Data records:
:::
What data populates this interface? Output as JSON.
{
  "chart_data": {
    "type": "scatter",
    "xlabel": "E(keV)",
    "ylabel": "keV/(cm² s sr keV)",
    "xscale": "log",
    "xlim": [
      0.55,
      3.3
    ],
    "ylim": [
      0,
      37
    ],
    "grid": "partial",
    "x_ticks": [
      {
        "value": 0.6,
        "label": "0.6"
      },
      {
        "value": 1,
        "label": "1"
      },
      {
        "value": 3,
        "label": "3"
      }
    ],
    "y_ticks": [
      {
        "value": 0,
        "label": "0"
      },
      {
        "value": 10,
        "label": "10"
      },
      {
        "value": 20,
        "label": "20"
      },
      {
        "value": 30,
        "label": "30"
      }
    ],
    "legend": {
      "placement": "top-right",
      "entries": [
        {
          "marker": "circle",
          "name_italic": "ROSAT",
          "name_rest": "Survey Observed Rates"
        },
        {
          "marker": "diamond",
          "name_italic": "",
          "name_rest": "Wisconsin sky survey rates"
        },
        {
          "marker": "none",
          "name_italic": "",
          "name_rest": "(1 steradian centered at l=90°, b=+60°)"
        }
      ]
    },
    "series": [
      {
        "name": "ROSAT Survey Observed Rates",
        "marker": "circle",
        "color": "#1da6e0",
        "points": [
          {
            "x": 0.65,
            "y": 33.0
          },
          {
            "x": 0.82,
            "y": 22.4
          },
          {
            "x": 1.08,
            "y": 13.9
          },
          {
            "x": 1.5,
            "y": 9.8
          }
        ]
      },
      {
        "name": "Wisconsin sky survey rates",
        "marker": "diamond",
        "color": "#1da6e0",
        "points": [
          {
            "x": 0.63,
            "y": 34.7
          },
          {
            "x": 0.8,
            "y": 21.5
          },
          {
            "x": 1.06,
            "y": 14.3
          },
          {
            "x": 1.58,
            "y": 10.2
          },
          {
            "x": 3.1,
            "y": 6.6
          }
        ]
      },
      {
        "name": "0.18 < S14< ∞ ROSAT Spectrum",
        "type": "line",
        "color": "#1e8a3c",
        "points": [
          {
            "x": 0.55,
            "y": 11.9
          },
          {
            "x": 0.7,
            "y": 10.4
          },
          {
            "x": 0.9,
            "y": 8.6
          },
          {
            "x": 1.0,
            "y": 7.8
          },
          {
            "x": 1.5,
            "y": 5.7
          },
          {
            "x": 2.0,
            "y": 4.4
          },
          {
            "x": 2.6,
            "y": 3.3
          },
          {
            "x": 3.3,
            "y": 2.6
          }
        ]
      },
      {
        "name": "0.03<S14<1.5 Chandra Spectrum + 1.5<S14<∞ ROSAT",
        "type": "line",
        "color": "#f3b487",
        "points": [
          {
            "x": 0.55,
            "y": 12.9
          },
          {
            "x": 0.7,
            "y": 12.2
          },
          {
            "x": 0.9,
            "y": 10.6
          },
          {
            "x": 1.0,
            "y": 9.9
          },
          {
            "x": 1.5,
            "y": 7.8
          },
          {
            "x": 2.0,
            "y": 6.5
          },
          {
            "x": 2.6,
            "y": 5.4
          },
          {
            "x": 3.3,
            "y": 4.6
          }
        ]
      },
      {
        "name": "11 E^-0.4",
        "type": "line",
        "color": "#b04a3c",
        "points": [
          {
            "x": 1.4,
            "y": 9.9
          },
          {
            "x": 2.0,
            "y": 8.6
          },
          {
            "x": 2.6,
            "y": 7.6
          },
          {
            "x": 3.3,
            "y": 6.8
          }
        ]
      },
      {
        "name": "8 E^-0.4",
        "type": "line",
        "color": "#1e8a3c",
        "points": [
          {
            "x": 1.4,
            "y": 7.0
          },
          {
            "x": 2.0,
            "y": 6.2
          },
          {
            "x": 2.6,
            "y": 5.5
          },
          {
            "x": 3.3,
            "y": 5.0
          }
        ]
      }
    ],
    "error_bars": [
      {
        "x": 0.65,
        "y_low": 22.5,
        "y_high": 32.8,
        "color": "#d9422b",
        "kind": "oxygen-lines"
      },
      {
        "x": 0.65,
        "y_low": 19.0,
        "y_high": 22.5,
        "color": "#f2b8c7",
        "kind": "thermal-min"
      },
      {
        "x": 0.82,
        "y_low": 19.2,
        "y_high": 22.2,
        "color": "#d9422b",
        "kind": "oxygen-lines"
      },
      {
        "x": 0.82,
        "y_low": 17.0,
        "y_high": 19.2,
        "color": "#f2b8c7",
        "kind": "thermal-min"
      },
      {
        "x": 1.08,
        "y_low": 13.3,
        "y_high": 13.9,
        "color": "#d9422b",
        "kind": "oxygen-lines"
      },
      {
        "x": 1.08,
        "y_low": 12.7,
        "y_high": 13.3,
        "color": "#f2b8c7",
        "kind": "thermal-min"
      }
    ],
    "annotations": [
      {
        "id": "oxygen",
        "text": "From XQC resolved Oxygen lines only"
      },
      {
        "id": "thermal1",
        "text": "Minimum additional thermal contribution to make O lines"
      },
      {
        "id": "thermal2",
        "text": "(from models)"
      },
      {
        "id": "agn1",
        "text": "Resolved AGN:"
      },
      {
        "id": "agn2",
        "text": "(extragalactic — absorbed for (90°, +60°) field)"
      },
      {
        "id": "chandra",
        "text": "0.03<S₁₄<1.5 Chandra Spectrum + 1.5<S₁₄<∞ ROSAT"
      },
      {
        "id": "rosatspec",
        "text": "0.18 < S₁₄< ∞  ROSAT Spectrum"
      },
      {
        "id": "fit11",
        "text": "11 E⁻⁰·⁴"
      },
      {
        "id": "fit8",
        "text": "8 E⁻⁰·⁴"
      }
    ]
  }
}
:::
What you are asked to do: Search the lines above for the string "Wisconsin" and copy each line that has it.

Full response:
          "name_rest": "Wisconsin sky survey rates"
        "name": "Wisconsin sky survey rates",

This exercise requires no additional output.